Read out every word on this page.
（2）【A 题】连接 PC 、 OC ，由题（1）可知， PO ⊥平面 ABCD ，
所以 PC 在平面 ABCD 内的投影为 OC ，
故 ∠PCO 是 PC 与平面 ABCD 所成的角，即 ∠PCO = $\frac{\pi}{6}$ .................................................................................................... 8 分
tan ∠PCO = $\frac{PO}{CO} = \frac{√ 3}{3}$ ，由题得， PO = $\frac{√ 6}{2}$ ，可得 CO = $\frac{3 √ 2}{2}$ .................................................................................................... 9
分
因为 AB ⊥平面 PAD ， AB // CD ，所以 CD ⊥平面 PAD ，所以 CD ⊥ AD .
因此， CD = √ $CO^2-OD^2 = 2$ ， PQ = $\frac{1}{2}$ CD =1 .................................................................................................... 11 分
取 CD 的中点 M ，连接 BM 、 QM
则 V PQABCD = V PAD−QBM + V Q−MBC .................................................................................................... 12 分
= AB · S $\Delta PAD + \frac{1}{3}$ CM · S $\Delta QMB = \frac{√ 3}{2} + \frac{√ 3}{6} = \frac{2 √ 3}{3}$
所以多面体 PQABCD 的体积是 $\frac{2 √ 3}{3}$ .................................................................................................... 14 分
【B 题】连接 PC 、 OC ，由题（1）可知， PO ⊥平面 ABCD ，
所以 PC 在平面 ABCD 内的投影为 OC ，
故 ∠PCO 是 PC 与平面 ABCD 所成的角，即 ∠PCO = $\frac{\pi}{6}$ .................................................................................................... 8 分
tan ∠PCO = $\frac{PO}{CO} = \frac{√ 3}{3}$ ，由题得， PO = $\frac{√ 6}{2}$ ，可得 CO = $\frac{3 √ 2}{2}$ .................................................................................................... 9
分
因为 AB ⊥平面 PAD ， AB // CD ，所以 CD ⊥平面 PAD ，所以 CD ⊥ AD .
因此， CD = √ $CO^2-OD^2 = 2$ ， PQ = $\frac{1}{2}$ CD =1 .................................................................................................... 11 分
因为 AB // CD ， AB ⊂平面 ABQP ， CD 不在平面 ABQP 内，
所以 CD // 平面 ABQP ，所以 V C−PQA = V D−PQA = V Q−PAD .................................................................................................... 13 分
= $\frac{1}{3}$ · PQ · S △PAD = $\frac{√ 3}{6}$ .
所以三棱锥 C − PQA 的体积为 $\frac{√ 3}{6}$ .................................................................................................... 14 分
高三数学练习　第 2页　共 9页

++++++

Given request: From the listing above, copy out each line where the word "PQABCD" appears.

Reply to the task:
则 V PQABCD = V PAD−QBM + V Q−MBC .................................................................................................... 12 分
所以多面体 PQABCD 的体积是 $\frac{2 √ 3}{3}$ .................................................................................................... 14 分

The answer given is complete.